» Objective
Scan the data below. Pull out each line where "base" occurs.

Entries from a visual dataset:
------------------------------------------------------------------------

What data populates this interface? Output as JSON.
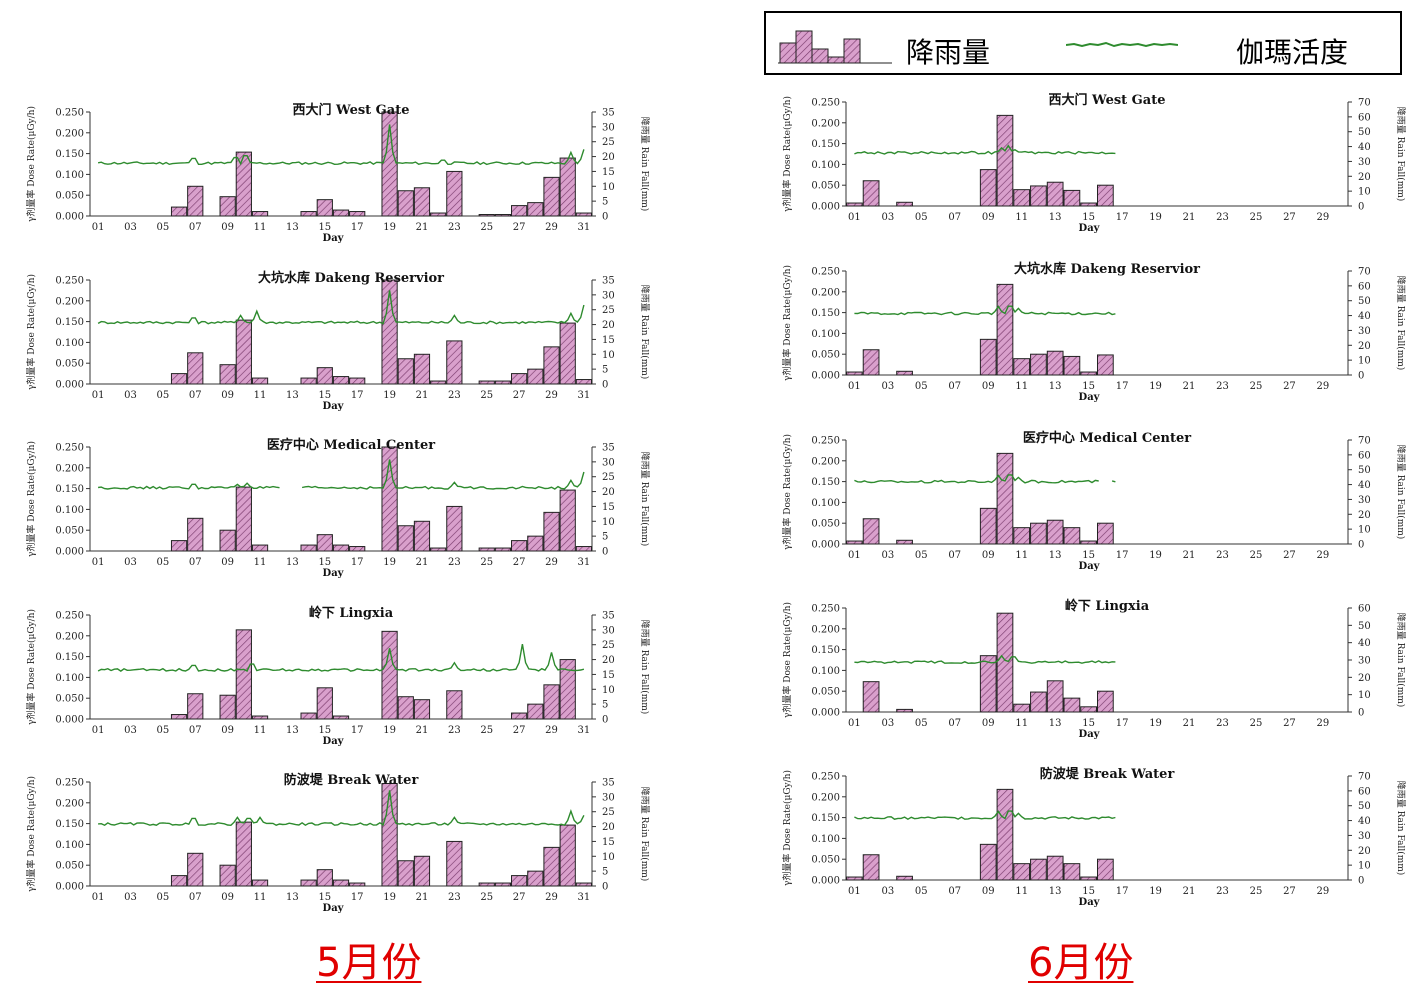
{
  "legend": {
    "rain_label": "降雨量",
    "gamma_label": "伽瑪活度"
  },
  "colors": {
    "bar_fill": "#d9a0cc",
    "bar_hatch": "#7a3a6c",
    "bar_stroke": "#222222",
    "line": "#2e8b2e",
    "month_label": "#e00000"
  },
  "months": [
    {
      "label": "5月份"
    },
    {
      "label": "6月份"
    }
  ],
  "chart_data": [
    {
      "type": "bar+line",
      "month": "5月份",
      "title": "西大门 West Gate",
      "xlabel": "Day",
      "ylabel": "γ剂量率 Dose Rate(μGy/h)",
      "y2label": "降雨量 Rain Fall(mm)",
      "ylim": [
        0,
        0.25
      ],
      "y2lim": [
        0,
        35
      ],
      "yticks": [
        "0.000",
        "0.050",
        "0.100",
        "0.150",
        "0.200",
        "0.250"
      ],
      "y2ticks": [
        "0",
        "5",
        "10",
        "15",
        "20",
        "25",
        "30",
        "35"
      ],
      "xticks": [
        "01",
        "03",
        "05",
        "07",
        "09",
        "11",
        "13",
        "15",
        "17",
        "19",
        "21",
        "23",
        "25",
        "27",
        "29",
        "31"
      ],
      "x_range": [
        1,
        31
      ],
      "rain": {
        "days": [
          6,
          7,
          9,
          10,
          11,
          14,
          15,
          16,
          17,
          19,
          20,
          21,
          22,
          23,
          25,
          26,
          27,
          28,
          29,
          30,
          31
        ],
        "values": [
          3,
          10,
          6.5,
          21.5,
          1.5,
          1.5,
          5.5,
          2,
          1.5,
          35,
          8.5,
          9.5,
          1,
          15,
          0.5,
          0.5,
          3.5,
          4.5,
          13,
          19.5,
          1
        ]
      },
      "gamma": {
        "base": 0.127,
        "start": 1,
        "end": 31,
        "spikes": [
          [
            6.9,
            0.145
          ],
          [
            9.5,
            0.148
          ],
          [
            10.1,
            0.155
          ],
          [
            19,
            0.22
          ],
          [
            22.3,
            0.138
          ],
          [
            30.2,
            0.153
          ],
          [
            31,
            0.16
          ]
        ]
      }
    },
    {
      "type": "bar+line",
      "month": "5月份",
      "title": "大坑水库 Dakeng Reservior",
      "xlabel": "Day",
      "ylabel": "γ剂量率 Dose Rate(μGy/h)",
      "y2label": "降雨量 Rain Fall(mm)",
      "ylim": [
        0,
        0.25
      ],
      "y2lim": [
        0,
        35
      ],
      "yticks": [
        "0.000",
        "0.050",
        "0.100",
        "0.150",
        "0.200",
        "0.250"
      ],
      "y2ticks": [
        "0",
        "5",
        "10",
        "15",
        "20",
        "25",
        "30",
        "35"
      ],
      "xticks": [
        "01",
        "03",
        "05",
        "07",
        "09",
        "11",
        "13",
        "15",
        "17",
        "19",
        "21",
        "23",
        "25",
        "27",
        "29",
        "31"
      ],
      "x_range": [
        1,
        31
      ],
      "rain": {
        "days": [
          6,
          7,
          9,
          10,
          11,
          14,
          15,
          16,
          17,
          19,
          20,
          21,
          22,
          23,
          25,
          26,
          27,
          28,
          29,
          30,
          31
        ],
        "values": [
          3.5,
          10.5,
          6.5,
          21.5,
          2,
          2,
          5.5,
          2.5,
          2,
          35,
          8.5,
          10,
          1,
          14.5,
          1,
          1,
          3.5,
          5,
          12.5,
          20.5,
          1.5
        ]
      },
      "gamma": {
        "base": 0.148,
        "start": 1,
        "end": 31,
        "spikes": [
          [
            6.9,
            0.165
          ],
          [
            9.8,
            0.165
          ],
          [
            10.8,
            0.175
          ],
          [
            19,
            0.225
          ],
          [
            23,
            0.165
          ],
          [
            30.2,
            0.17
          ],
          [
            31,
            0.19
          ]
        ]
      }
    },
    {
      "type": "bar+line",
      "month": "5月份",
      "title": "医疗中心 Medical Center",
      "xlabel": "Day",
      "ylabel": "γ剂量率 Dose Rate(μGy/h)",
      "y2label": "降雨量 Rain Fall(mm)",
      "ylim": [
        0,
        0.25
      ],
      "y2lim": [
        0,
        35
      ],
      "yticks": [
        "0.000",
        "0.050",
        "0.100",
        "0.150",
        "0.200",
        "0.250"
      ],
      "y2ticks": [
        "0",
        "5",
        "10",
        "15",
        "20",
        "25",
        "30",
        "35"
      ],
      "xticks": [
        "01",
        "03",
        "05",
        "07",
        "09",
        "11",
        "13",
        "15",
        "17",
        "19",
        "21",
        "23",
        "25",
        "27",
        "29",
        "31"
      ],
      "x_range": [
        1,
        31
      ],
      "rain": {
        "days": [
          6,
          7,
          9,
          10,
          11,
          14,
          15,
          16,
          17,
          19,
          20,
          21,
          22,
          23,
          25,
          26,
          27,
          28,
          29,
          30,
          31
        ],
        "values": [
          3.5,
          11,
          7,
          21.5,
          2,
          2,
          5.5,
          2,
          1.5,
          35,
          8.5,
          10,
          1,
          15,
          1,
          1,
          3.5,
          5,
          13,
          20.5,
          1.5
        ]
      },
      "gamma": {
        "base": 0.152,
        "start": 1,
        "end": 31,
        "gap": [
          12.2,
          13.6
        ],
        "spikes": [
          [
            6.9,
            0.165
          ],
          [
            9.6,
            0.16
          ],
          [
            10.2,
            0.163
          ],
          [
            19,
            0.22
          ],
          [
            23,
            0.165
          ],
          [
            30.2,
            0.17
          ],
          [
            31,
            0.19
          ]
        ]
      }
    },
    {
      "type": "bar+line",
      "month": "5月份",
      "title": "岭下 Lingxia",
      "xlabel": "Day",
      "ylabel": "γ剂量率 Dose Rate(μGy/h)",
      "y2label": "降雨量 Rain Fall(mm)",
      "ylim": [
        0,
        0.25
      ],
      "y2lim": [
        0,
        35
      ],
      "yticks": [
        "0.000",
        "0.050",
        "0.100",
        "0.150",
        "0.200",
        "0.250"
      ],
      "y2ticks": [
        "0",
        "5",
        "10",
        "15",
        "20",
        "25",
        "30",
        "35"
      ],
      "xticks": [
        "01",
        "03",
        "05",
        "07",
        "09",
        "11",
        "13",
        "15",
        "17",
        "19",
        "21",
        "23",
        "25",
        "27",
        "29",
        "31"
      ],
      "x_range": [
        1,
        31
      ],
      "rain": {
        "days": [
          6,
          7,
          9,
          10,
          11,
          14,
          15,
          16,
          19,
          20,
          21,
          23,
          27,
          28,
          29,
          30
        ],
        "values": [
          1.5,
          8.5,
          8,
          30,
          1,
          2,
          10.5,
          1,
          29.5,
          7.5,
          6.5,
          9.5,
          2,
          5,
          11.5,
          20
        ]
      },
      "gamma": {
        "base": 0.118,
        "start": 1,
        "end": 31,
        "spikes": [
          [
            6.9,
            0.135
          ],
          [
            10.5,
            0.14
          ],
          [
            19,
            0.17
          ],
          [
            23,
            0.135
          ],
          [
            27.2,
            0.18
          ],
          [
            29,
            0.16
          ]
        ]
      }
    },
    {
      "type": "bar+line",
      "month": "5月份",
      "title": "防波堤 Break Water",
      "xlabel": "Day",
      "ylabel": "γ剂量率 Dose Rate(μGy/h)",
      "y2label": "降雨量 Rain Fall(mm)",
      "ylim": [
        0,
        0.25
      ],
      "y2lim": [
        0,
        35
      ],
      "yticks": [
        "0.000",
        "0.050",
        "0.100",
        "0.150",
        "0.200",
        "0.250"
      ],
      "y2ticks": [
        "0",
        "5",
        "10",
        "15",
        "20",
        "25",
        "30",
        "35"
      ],
      "xticks": [
        "01",
        "03",
        "05",
        "07",
        "09",
        "11",
        "13",
        "15",
        "17",
        "19",
        "21",
        "23",
        "25",
        "27",
        "29",
        "31"
      ],
      "x_range": [
        1,
        31
      ],
      "rain": {
        "days": [
          6,
          7,
          9,
          10,
          11,
          14,
          15,
          16,
          17,
          19,
          20,
          21,
          23,
          25,
          26,
          27,
          28,
          29,
          30,
          31
        ],
        "values": [
          3.5,
          11,
          7,
          21.5,
          2,
          2,
          5.5,
          2,
          1,
          34.5,
          8.5,
          10,
          15,
          1,
          1,
          3.5,
          5,
          13,
          20.5,
          1
        ]
      },
      "gamma": {
        "base": 0.149,
        "start": 1,
        "end": 31,
        "spikes": [
          [
            6.9,
            0.17
          ],
          [
            9.6,
            0.165
          ],
          [
            10.3,
            0.17
          ],
          [
            11,
            0.165
          ],
          [
            19,
            0.23
          ],
          [
            23,
            0.165
          ],
          [
            30.2,
            0.18
          ],
          [
            31,
            0.17
          ]
        ]
      }
    },
    {
      "type": "bar+line",
      "month": "6月份",
      "title": "西大门 West Gate",
      "xlabel": "Day",
      "ylabel": "γ剂量率 Dose Rate(μGy/h)",
      "y2label": "降雨量 Rain Fall(mm)",
      "ylim": [
        0,
        0.25
      ],
      "y2lim": [
        0,
        70
      ],
      "yticks": [
        "0.000",
        "0.050",
        "0.100",
        "0.150",
        "0.200",
        "0.250"
      ],
      "y2ticks": [
        "0",
        "10",
        "20",
        "30",
        "40",
        "50",
        "60",
        "70"
      ],
      "xticks": [
        "01",
        "03",
        "05",
        "07",
        "09",
        "11",
        "13",
        "15",
        "17",
        "19",
        "21",
        "23",
        "25",
        "27",
        "29"
      ],
      "x_range": [
        1,
        30
      ],
      "rain": {
        "days": [
          1,
          2,
          4,
          9,
          10,
          11,
          12,
          13,
          14,
          15,
          16
        ],
        "values": [
          2,
          17,
          2.5,
          24.5,
          61,
          11,
          13.5,
          16,
          10.5,
          2,
          14
        ]
      },
      "gamma": {
        "base": 0.128,
        "start": 1,
        "end": 16.6,
        "spikes": [
          [
            9.8,
            0.14
          ],
          [
            10.2,
            0.145
          ],
          [
            10.6,
            0.135
          ]
        ]
      }
    },
    {
      "type": "bar+line",
      "month": "6月份",
      "title": "大坑水库 Dakeng Reservior",
      "xlabel": "Day",
      "ylabel": "γ剂量率 Dose Rate(μGy/h)",
      "y2label": "降雨量 Rain Fall(mm)",
      "ylim": [
        0,
        0.25
      ],
      "y2lim": [
        0,
        70
      ],
      "yticks": [
        "0.000",
        "0.050",
        "0.100",
        "0.150",
        "0.200",
        "0.250"
      ],
      "y2ticks": [
        "0",
        "10",
        "20",
        "30",
        "40",
        "50",
        "60",
        "70"
      ],
      "xticks": [
        "01",
        "03",
        "05",
        "07",
        "09",
        "11",
        "13",
        "15",
        "17",
        "19",
        "21",
        "23",
        "25",
        "27",
        "29"
      ],
      "x_range": [
        1,
        30
      ],
      "rain": {
        "days": [
          1,
          2,
          4,
          9,
          10,
          11,
          12,
          13,
          14,
          15,
          16
        ],
        "values": [
          2,
          17,
          2.5,
          24,
          61,
          11,
          14,
          16,
          12.5,
          2,
          13.5
        ]
      },
      "gamma": {
        "base": 0.148,
        "start": 1,
        "end": 16.6,
        "spikes": [
          [
            9.6,
            0.165
          ],
          [
            10.3,
            0.175
          ],
          [
            10.8,
            0.16
          ]
        ]
      }
    },
    {
      "type": "bar+line",
      "month": "6月份",
      "title": "医疗中心 Medical Center",
      "xlabel": "Day",
      "ylabel": "γ剂量率 Dose Rate(μGy/h)",
      "y2label": "降雨量 Rain Fall(mm)",
      "ylim": [
        0,
        0.25
      ],
      "y2lim": [
        0,
        70
      ],
      "yticks": [
        "0.000",
        "0.050",
        "0.100",
        "0.150",
        "0.200",
        "0.250"
      ],
      "y2ticks": [
        "0",
        "10",
        "20",
        "30",
        "40",
        "50",
        "60",
        "70"
      ],
      "xticks": [
        "01",
        "03",
        "05",
        "07",
        "09",
        "11",
        "13",
        "15",
        "17",
        "19",
        "21",
        "23",
        "25",
        "27",
        "29"
      ],
      "x_range": [
        1,
        30
      ],
      "rain": {
        "days": [
          1,
          2,
          4,
          9,
          10,
          11,
          12,
          13,
          14,
          15,
          16
        ],
        "values": [
          2,
          17,
          2.5,
          24,
          61,
          11,
          14,
          16,
          11,
          2,
          14
        ]
      },
      "gamma": {
        "base": 0.15,
        "start": 1,
        "end": 16.6,
        "gap": [
          15.6,
          16.3
        ],
        "spikes": [
          [
            9.6,
            0.165
          ],
          [
            10.3,
            0.175
          ],
          [
            10.8,
            0.16
          ]
        ]
      }
    },
    {
      "type": "bar+line",
      "month": "6月份",
      "title": "岭下 Lingxia",
      "xlabel": "Day",
      "ylabel": "γ剂量率 Dose Rate(μGy/h)",
      "y2label": "降雨量 Rain Fall(mm)",
      "ylim": [
        0,
        0.25
      ],
      "y2lim": [
        0,
        60
      ],
      "yticks": [
        "0.000",
        "0.050",
        "0.100",
        "0.150",
        "0.200",
        "0.250"
      ],
      "y2ticks": [
        "0",
        "10",
        "20",
        "30",
        "40",
        "50",
        "60"
      ],
      "xticks": [
        "01",
        "03",
        "05",
        "07",
        "09",
        "11",
        "13",
        "15",
        "17",
        "19",
        "21",
        "23",
        "25",
        "27",
        "29"
      ],
      "x_range": [
        1,
        30
      ],
      "rain": {
        "days": [
          2,
          4,
          9,
          10,
          11,
          12,
          13,
          14,
          15,
          16
        ],
        "values": [
          17.5,
          1.5,
          32.5,
          57,
          4.5,
          11.5,
          18,
          8,
          3,
          12
        ]
      },
      "gamma": {
        "base": 0.12,
        "start": 1,
        "end": 16.6,
        "spikes": [
          [
            9.8,
            0.135
          ],
          [
            10.5,
            0.14
          ]
        ]
      }
    },
    {
      "type": "bar+line",
      "month": "6月份",
      "title": "防波堤 Break Water",
      "xlabel": "Day",
      "ylabel": "γ剂量率 Dose Rate(μGy/h)",
      "y2label": "降雨量 Rain Fall(mm)",
      "ylim": [
        0,
        0.25
      ],
      "y2lim": [
        0,
        70
      ],
      "yticks": [
        "0.000",
        "0.050",
        "0.100",
        "0.150",
        "0.200",
        "0.250"
      ],
      "y2ticks": [
        "0",
        "10",
        "20",
        "30",
        "40",
        "50",
        "60",
        "70"
      ],
      "xticks": [
        "01",
        "03",
        "05",
        "07",
        "09",
        "11",
        "13",
        "15",
        "17",
        "19",
        "21",
        "23",
        "25",
        "27",
        "29"
      ],
      "x_range": [
        1,
        30
      ],
      "rain": {
        "days": [
          1,
          2,
          4,
          9,
          10,
          11,
          12,
          13,
          14,
          15,
          16
        ],
        "values": [
          2,
          17,
          2.5,
          24,
          61,
          11,
          14,
          16,
          11,
          2,
          14
        ]
      },
      "gamma": {
        "base": 0.149,
        "start": 1,
        "end": 16.6,
        "spikes": [
          [
            9.6,
            0.165
          ],
          [
            10.3,
            0.175
          ],
          [
            10.8,
            0.16
          ]
        ]
      }
    }
  ]
}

------------------------------------------------------------------------

» Task solution
        "base": 0.127,
        "base": 0.148,
        "base": 0.152,
        "base": 0.118,
        "base": 0.149,
        "base": 0.128,
        "base": 0.148,
        "base": 0.15,
        "base": 0.12,
        "base": 0.149,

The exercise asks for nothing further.